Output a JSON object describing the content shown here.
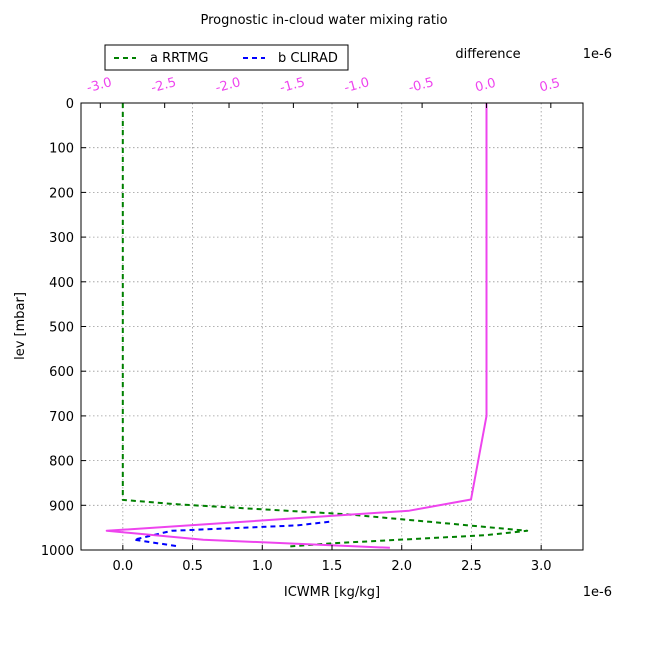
{
  "chart_data": {
    "type": "line",
    "title": "Prognostic in-cloud water mixing ratio",
    "xlabel": "ICWMR [kg/kg]",
    "ylabel": "lev [mbar]",
    "x_offset_label": "1e-6",
    "xlim": [
      -3e-07,
      3.3e-06
    ],
    "xticks": [
      "0.0",
      "0.5",
      "1.0",
      "1.5",
      "2.0",
      "2.5",
      "3.0"
    ],
    "ylim": [
      1000,
      0
    ],
    "yticks": [
      "0",
      "100",
      "200",
      "300",
      "400",
      "500",
      "600",
      "700",
      "800",
      "900",
      "1000"
    ],
    "grid": true,
    "legend_position": "top-left",
    "top_axis": {
      "label": "difference",
      "offset_label": "1e-6",
      "color": "#ee44ee",
      "xlim": [
        -3.15e-06,
        7.5e-07
      ],
      "xticks": [
        "-3.0",
        "-2.5",
        "-2.0",
        "-1.5",
        "-1.0",
        "-0.5",
        "0.0",
        "0.5"
      ]
    },
    "series": [
      {
        "name": "a RRTMG",
        "axis": "bottom",
        "color": "#008000",
        "style": "dashed",
        "x": [
          0,
          0,
          0,
          0,
          0,
          0,
          0,
          0,
          0,
          0,
          0.0,
          4e-07,
          1.6e-06,
          2.2e-06,
          2.9e-06,
          2.6e-06,
          1.5e-06,
          1.2e-06
        ],
        "y": [
          0,
          100,
          200,
          300,
          400,
          500,
          600,
          700,
          800,
          870,
          888,
          898,
          920,
          937,
          957,
          967,
          985,
          992
        ]
      },
      {
        "name": "b CLIRAD",
        "axis": "bottom",
        "color": "#0000ff",
        "style": "dashed",
        "x": [
          1.48e-06,
          1.25e-06,
          3.5e-07,
          8e-08,
          4e-07
        ],
        "y": [
          937,
          945,
          957,
          977,
          992
        ]
      },
      {
        "name": "difference",
        "axis": "top",
        "color": "#ee44ee",
        "style": "solid",
        "x": [
          0.0,
          0.0,
          0.0,
          0.0,
          0.0,
          0.0,
          0.0,
          0.0,
          -1.2e-07,
          -6e-07,
          -2.95e-06,
          -2.2e-06,
          -7.5e-07
        ],
        "y": [
          0,
          100,
          200,
          300,
          400,
          500,
          600,
          700,
          887,
          912,
          957,
          977,
          995
        ]
      }
    ]
  }
}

☆ ☆ ☆

▶ _GIVEN EXERCISE_
Copy the data character for character, but drop all pictures from the copy.

▶ _SOLUTION TO THIS PROBLEM_
Output a JSON object describing the content shown here.
{
  "chart_data": {
    "type": "line",
    "title": "Prognostic in-cloud water mixing ratio",
    "xlabel": "ICWMR [kg/kg]",
    "ylabel": "lev [mbar]",
    "x_offset_label": "1e-6",
    "xlim": [
      -3e-07,
      3.3e-06
    ],
    "xticks": [
      "0.0",
      "0.5",
      "1.0",
      "1.5",
      "2.0",
      "2.5",
      "3.0"
    ],
    "ylim": [
      1000,
      0
    ],
    "yticks": [
      "0",
      "100",
      "200",
      "300",
      "400",
      "500",
      "600",
      "700",
      "800",
      "900",
      "1000"
    ],
    "grid": true,
    "legend_position": "top-left",
    "top_axis": {
      "label": "difference",
      "offset_label": "1e-6",
      "color": "#ee44ee",
      "xlim": [
        -3.15e-06,
        7.5e-07
      ],
      "xticks": [
        "-3.0",
        "-2.5",
        "-2.0",
        "-1.5",
        "-1.0",
        "-0.5",
        "0.0",
        "0.5"
      ]
    },
    "series": [
      {
        "name": "a RRTMG",
        "axis": "bottom",
        "color": "#008000",
        "style": "dashed",
        "x": [
          0,
          0,
          0,
          0,
          0,
          0,
          0,
          0,
          0,
          0,
          0.0,
          4e-07,
          1.6e-06,
          2.2e-06,
          2.9e-06,
          2.6e-06,
          1.5e-06,
          1.2e-06
        ],
        "y": [
          0,
          100,
          200,
          300,
          400,
          500,
          600,
          700,
          800,
          870,
          888,
          898,
          920,
          937,
          957,
          967,
          985,
          992
        ]
      },
      {
        "name": "b CLIRAD",
        "axis": "bottom",
        "color": "#0000ff",
        "style": "dashed",
        "x": [
          1.48e-06,
          1.25e-06,
          3.5e-07,
          8e-08,
          4e-07
        ],
        "y": [
          937,
          945,
          957,
          977,
          992
        ]
      },
      {
        "name": "difference",
        "axis": "top",
        "color": "#ee44ee",
        "style": "solid",
        "x": [
          0.0,
          0.0,
          0.0,
          0.0,
          0.0,
          0.0,
          0.0,
          0.0,
          -1.2e-07,
          -6e-07,
          -2.95e-06,
          -2.2e-06,
          -7.5e-07
        ],
        "y": [
          0,
          100,
          200,
          300,
          400,
          500,
          600,
          700,
          887,
          912,
          957,
          977,
          995
        ]
      }
    ]
  }
}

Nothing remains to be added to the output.